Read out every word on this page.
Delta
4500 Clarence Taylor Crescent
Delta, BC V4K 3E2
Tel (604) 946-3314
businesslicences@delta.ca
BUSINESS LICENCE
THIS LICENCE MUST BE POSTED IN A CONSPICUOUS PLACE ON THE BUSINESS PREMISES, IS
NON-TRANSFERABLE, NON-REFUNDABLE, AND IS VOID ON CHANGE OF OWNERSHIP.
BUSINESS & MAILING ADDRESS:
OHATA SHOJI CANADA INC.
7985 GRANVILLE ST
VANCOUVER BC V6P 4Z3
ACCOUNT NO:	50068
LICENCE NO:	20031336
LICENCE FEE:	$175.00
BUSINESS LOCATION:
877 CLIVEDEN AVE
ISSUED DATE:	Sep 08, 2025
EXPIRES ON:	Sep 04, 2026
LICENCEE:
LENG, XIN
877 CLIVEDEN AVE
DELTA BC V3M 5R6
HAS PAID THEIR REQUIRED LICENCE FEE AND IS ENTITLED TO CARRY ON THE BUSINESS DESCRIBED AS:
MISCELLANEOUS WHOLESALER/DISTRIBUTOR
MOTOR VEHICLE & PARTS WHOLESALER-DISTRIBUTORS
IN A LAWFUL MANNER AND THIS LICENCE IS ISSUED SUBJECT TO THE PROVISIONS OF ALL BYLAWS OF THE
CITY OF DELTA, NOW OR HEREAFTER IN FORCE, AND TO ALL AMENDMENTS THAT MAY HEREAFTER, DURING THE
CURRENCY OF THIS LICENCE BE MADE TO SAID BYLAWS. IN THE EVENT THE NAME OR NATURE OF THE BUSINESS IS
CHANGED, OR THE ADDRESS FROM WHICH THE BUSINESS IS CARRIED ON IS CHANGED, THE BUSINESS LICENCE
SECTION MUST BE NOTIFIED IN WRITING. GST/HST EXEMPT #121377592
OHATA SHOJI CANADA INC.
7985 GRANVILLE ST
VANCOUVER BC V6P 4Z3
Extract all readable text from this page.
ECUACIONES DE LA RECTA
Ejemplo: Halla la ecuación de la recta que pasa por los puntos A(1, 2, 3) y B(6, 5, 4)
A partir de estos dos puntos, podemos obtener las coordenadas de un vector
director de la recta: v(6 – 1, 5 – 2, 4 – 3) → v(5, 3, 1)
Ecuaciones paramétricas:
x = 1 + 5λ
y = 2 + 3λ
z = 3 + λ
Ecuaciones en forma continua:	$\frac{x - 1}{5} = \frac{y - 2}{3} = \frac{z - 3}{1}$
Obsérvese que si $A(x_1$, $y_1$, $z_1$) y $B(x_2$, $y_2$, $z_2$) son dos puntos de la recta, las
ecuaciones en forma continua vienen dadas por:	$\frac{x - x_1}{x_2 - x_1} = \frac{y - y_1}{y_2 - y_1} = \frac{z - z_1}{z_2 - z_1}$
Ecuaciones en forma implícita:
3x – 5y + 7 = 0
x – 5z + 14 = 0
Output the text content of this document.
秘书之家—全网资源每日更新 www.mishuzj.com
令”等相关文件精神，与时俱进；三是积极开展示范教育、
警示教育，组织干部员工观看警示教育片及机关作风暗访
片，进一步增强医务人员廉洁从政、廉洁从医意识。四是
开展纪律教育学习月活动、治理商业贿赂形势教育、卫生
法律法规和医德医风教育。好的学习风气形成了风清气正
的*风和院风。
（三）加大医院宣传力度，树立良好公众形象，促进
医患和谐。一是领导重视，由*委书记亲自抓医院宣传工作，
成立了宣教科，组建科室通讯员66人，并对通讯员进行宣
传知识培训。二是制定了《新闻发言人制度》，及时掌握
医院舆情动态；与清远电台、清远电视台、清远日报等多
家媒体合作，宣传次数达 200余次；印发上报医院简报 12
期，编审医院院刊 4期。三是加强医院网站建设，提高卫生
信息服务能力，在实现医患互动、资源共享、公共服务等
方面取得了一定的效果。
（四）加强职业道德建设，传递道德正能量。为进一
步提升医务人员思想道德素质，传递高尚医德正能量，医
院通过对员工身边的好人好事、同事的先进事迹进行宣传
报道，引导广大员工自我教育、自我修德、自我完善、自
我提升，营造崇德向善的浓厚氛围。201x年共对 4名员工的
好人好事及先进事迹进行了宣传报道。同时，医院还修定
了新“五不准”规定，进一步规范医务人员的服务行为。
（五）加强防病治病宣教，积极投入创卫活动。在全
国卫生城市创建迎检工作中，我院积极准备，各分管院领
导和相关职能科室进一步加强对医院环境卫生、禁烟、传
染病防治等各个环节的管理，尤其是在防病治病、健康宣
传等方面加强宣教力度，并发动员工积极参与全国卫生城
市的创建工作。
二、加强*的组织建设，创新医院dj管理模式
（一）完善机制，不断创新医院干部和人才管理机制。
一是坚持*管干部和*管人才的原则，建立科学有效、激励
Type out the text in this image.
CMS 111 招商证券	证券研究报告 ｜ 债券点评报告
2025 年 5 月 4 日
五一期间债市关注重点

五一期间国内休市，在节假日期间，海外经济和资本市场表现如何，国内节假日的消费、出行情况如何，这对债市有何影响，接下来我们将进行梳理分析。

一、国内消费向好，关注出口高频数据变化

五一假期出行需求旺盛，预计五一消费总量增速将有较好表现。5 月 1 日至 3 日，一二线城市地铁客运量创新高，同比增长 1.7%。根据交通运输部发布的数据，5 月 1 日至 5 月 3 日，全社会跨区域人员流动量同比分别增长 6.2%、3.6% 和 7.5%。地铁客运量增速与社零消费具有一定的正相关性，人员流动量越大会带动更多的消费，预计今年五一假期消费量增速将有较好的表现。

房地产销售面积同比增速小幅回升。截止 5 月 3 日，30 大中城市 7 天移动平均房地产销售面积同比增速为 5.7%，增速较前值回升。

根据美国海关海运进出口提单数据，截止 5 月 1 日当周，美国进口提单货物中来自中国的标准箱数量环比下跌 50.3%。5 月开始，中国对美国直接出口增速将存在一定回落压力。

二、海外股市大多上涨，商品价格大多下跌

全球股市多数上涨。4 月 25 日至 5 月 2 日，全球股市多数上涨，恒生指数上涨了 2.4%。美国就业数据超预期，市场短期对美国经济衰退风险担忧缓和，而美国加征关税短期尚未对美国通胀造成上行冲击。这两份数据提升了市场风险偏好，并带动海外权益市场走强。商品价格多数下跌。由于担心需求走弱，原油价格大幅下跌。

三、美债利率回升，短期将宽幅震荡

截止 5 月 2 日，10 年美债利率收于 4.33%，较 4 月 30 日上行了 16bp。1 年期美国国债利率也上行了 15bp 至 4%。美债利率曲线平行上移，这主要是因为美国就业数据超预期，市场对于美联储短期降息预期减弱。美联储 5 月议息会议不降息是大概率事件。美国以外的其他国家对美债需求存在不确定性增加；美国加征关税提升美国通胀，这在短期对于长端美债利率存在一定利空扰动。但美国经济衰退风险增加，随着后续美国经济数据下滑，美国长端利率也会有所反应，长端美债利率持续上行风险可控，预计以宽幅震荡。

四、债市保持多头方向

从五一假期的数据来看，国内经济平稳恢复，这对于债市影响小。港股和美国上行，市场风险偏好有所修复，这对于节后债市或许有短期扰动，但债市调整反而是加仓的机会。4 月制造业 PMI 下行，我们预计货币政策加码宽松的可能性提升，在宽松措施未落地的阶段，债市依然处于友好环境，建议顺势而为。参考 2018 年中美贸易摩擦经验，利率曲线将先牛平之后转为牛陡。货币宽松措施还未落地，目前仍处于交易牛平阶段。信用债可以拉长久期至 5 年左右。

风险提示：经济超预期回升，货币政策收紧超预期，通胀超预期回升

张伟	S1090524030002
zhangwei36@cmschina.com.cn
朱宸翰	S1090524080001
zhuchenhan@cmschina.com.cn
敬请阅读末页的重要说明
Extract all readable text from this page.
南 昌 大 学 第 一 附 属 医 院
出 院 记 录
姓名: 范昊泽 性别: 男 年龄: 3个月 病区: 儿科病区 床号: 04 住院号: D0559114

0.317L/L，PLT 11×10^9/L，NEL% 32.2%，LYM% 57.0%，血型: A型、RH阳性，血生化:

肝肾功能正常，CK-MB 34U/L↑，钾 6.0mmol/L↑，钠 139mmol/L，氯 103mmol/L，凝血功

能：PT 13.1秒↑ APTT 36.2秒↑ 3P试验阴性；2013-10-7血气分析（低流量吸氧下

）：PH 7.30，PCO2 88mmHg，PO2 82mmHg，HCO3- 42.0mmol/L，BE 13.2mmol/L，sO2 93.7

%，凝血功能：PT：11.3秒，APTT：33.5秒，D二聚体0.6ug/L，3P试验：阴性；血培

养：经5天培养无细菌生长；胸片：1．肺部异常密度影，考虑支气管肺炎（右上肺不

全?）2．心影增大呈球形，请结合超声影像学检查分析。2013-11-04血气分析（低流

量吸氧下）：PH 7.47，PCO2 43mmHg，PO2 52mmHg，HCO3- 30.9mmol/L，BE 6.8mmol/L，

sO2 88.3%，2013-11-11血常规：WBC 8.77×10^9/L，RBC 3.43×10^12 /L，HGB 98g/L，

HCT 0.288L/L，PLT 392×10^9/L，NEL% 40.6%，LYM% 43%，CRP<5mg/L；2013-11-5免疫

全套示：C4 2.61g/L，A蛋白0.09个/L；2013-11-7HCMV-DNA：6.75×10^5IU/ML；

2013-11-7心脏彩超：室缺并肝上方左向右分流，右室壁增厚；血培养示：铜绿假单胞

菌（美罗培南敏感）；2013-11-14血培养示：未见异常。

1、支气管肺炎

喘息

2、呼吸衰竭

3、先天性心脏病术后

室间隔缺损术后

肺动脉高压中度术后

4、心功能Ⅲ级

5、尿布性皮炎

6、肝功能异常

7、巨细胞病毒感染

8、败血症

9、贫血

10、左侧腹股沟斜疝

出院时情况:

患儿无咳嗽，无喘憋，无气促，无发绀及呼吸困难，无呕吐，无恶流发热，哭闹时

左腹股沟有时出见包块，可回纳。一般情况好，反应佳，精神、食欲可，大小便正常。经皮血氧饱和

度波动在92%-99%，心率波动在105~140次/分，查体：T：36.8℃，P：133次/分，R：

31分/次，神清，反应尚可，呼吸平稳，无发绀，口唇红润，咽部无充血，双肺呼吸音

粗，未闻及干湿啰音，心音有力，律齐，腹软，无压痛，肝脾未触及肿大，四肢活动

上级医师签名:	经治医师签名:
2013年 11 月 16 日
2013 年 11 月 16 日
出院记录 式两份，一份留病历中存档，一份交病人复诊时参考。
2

TASK TO COMPLETE: Find every line containing the word "continua", then give the total and nothing more.

FINISHED EXERCISE: 2